## [Dataset excerpts]
====================
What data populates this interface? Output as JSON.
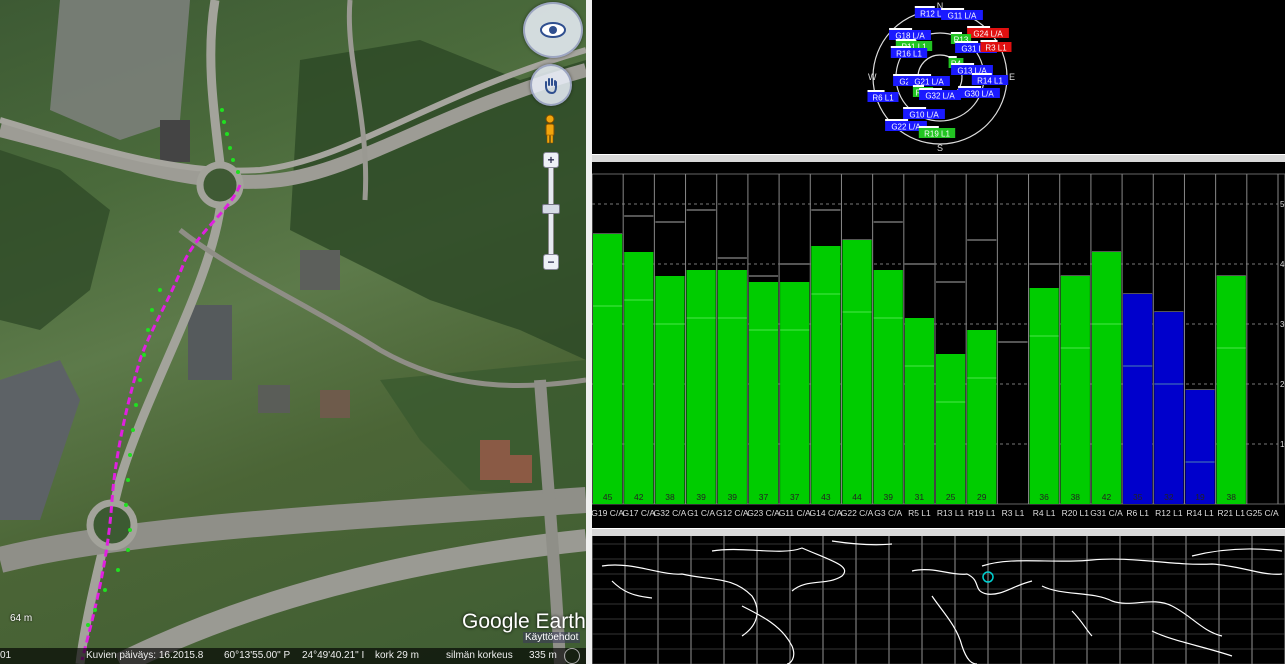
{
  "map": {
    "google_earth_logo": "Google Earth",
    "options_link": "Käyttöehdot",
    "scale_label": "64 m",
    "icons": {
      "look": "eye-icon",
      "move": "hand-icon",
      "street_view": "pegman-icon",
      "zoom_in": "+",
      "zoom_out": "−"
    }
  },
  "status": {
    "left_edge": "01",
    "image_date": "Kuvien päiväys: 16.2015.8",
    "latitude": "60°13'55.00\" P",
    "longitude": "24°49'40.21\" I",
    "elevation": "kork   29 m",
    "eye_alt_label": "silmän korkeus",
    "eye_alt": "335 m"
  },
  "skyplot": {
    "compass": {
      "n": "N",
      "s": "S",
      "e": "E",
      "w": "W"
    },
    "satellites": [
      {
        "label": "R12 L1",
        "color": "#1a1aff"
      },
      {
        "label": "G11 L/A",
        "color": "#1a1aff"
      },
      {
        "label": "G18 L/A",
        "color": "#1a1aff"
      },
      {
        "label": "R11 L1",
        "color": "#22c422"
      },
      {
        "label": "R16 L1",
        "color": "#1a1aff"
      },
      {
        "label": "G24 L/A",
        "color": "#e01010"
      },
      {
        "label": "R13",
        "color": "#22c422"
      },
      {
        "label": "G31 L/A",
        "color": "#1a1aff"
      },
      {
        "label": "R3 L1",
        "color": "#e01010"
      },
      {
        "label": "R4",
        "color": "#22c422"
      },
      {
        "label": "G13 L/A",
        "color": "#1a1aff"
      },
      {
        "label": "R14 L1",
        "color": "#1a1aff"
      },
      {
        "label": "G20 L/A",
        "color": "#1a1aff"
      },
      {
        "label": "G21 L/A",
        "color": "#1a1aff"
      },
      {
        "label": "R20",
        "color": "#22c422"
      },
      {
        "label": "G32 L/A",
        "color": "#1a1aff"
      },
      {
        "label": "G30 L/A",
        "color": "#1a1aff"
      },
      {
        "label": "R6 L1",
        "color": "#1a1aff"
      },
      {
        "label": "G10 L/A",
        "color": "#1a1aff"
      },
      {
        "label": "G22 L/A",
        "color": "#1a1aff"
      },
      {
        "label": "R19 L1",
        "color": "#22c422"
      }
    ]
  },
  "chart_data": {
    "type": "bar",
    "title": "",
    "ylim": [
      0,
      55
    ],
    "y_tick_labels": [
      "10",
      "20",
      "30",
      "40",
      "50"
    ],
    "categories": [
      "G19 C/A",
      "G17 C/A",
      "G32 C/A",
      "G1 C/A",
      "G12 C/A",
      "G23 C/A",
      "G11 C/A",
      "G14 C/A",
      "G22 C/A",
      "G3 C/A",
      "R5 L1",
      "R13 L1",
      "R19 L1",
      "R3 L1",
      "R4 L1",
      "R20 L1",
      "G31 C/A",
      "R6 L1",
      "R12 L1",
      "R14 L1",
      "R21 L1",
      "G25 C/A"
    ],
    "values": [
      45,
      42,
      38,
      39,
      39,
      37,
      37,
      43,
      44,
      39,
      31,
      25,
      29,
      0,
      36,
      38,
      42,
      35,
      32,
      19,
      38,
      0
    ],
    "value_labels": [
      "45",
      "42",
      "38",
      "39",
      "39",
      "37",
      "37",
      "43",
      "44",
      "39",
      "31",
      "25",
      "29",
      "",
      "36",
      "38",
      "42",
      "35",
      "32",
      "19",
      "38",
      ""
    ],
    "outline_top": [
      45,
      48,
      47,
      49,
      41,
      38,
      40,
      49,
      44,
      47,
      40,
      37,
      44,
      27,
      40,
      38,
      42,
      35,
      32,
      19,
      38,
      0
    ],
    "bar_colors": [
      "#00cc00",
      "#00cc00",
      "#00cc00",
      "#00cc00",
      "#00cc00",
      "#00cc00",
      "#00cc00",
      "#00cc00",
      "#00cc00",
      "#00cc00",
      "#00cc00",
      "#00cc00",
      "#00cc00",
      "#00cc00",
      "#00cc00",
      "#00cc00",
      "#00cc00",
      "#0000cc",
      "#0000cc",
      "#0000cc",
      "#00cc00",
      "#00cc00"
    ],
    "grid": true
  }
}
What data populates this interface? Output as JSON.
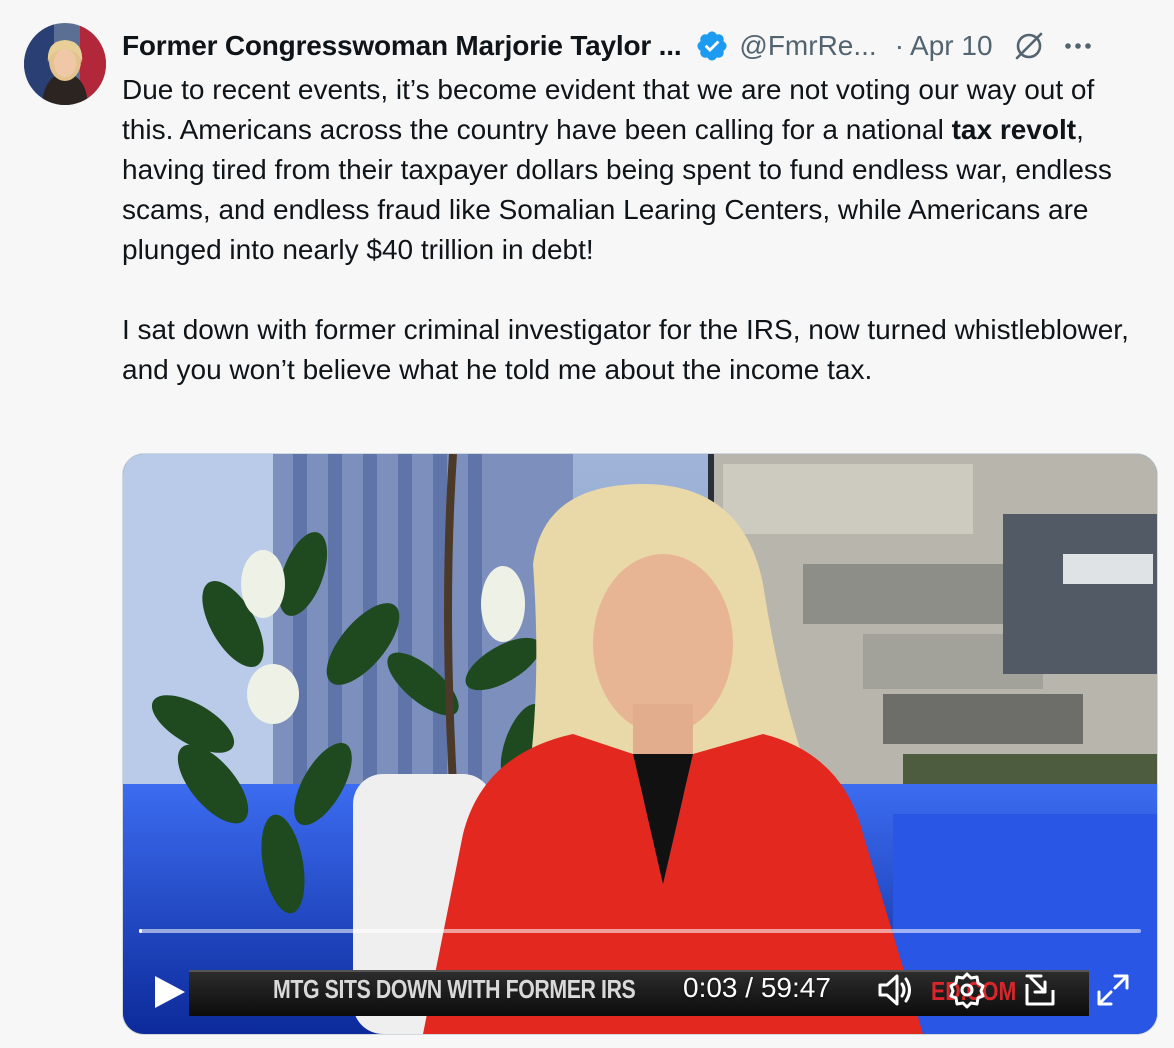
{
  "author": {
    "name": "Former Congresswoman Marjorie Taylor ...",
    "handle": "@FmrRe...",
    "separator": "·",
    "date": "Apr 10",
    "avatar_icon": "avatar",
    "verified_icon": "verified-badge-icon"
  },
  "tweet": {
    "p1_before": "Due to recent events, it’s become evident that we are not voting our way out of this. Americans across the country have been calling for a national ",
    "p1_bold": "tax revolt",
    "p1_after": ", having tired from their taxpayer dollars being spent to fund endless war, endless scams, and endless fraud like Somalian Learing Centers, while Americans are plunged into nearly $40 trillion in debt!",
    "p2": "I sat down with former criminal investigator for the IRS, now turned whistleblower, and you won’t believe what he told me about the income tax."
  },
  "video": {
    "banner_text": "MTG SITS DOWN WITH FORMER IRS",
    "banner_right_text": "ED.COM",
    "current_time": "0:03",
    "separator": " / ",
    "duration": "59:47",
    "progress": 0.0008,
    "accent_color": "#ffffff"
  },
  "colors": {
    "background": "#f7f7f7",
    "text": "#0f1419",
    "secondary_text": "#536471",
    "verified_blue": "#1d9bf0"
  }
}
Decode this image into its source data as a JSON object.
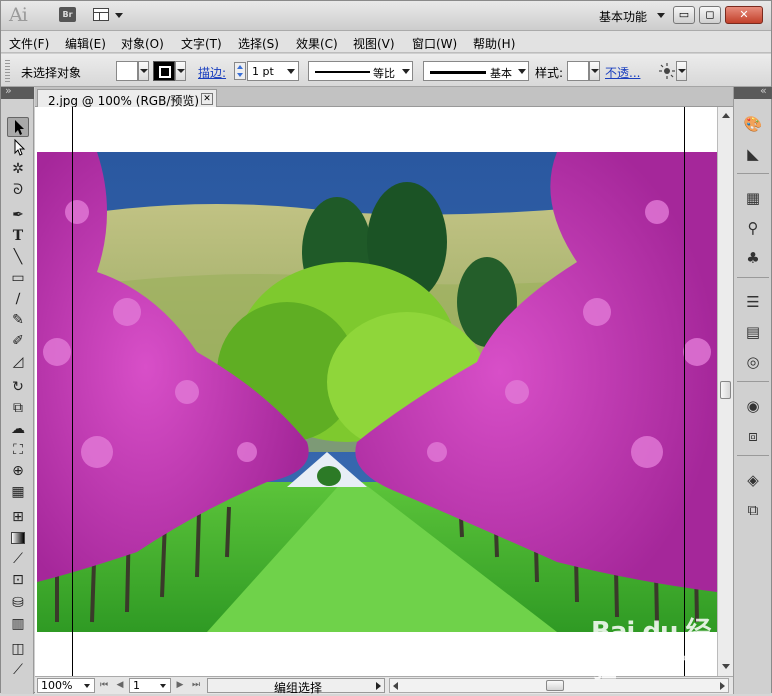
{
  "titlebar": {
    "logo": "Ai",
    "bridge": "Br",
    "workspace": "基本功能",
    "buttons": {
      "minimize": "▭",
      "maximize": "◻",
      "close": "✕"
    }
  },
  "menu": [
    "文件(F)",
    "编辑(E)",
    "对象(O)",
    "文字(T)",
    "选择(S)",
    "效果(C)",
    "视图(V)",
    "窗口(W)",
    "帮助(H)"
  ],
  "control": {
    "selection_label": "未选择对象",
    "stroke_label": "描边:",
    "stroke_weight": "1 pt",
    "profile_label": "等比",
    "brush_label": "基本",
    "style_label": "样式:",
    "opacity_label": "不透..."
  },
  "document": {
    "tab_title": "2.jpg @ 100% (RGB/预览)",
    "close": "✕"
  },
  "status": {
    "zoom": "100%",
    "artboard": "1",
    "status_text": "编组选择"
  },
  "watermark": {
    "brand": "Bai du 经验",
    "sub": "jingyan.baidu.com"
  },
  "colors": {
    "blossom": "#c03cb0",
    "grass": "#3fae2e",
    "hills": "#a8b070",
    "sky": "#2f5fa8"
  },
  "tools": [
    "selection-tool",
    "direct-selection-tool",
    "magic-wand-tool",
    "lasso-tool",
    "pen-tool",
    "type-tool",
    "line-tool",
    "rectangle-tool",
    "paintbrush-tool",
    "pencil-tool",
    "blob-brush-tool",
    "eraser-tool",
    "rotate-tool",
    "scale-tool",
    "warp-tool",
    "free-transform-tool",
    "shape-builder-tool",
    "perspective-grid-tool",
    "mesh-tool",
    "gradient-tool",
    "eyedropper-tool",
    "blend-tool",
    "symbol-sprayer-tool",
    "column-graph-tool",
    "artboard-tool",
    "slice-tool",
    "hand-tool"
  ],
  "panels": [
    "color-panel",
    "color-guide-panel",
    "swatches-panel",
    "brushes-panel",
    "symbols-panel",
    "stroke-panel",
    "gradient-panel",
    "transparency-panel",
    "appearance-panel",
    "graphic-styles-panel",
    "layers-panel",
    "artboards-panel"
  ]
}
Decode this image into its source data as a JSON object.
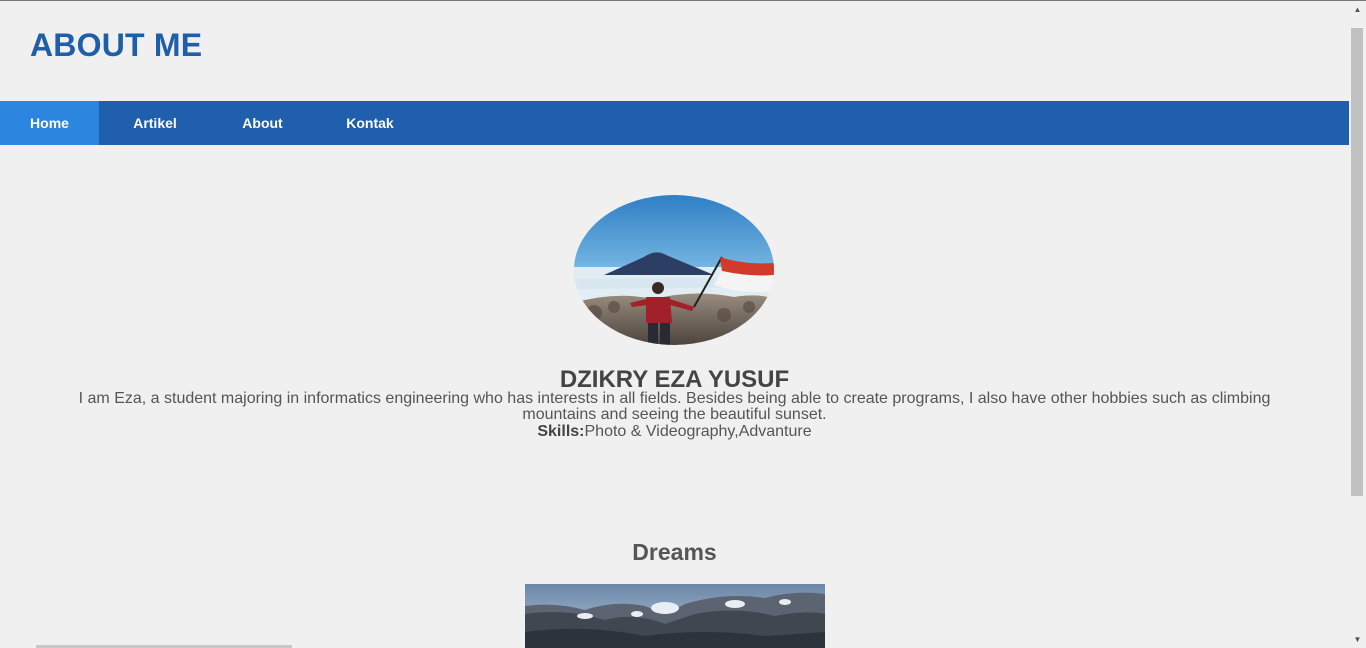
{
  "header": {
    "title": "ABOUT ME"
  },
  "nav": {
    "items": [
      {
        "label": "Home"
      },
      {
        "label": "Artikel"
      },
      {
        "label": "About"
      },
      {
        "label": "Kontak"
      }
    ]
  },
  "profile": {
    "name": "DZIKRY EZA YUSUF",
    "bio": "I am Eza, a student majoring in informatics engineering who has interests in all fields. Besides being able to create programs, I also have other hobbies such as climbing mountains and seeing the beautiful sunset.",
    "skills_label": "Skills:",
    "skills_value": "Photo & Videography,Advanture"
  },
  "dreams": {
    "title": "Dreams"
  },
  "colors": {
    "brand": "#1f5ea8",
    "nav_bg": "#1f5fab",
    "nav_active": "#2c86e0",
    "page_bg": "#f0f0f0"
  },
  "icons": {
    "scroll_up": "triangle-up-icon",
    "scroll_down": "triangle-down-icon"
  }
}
====================
## [YOUR INSTRUCTIONS]
Scan the data above and copy every line with "name" in it.

## [OUTPUT OF THE EXERCISE]
    "name": "Former Congresswoman Marjorie Taylor ...",
    "name": "DZIKRY EZA YUSUF",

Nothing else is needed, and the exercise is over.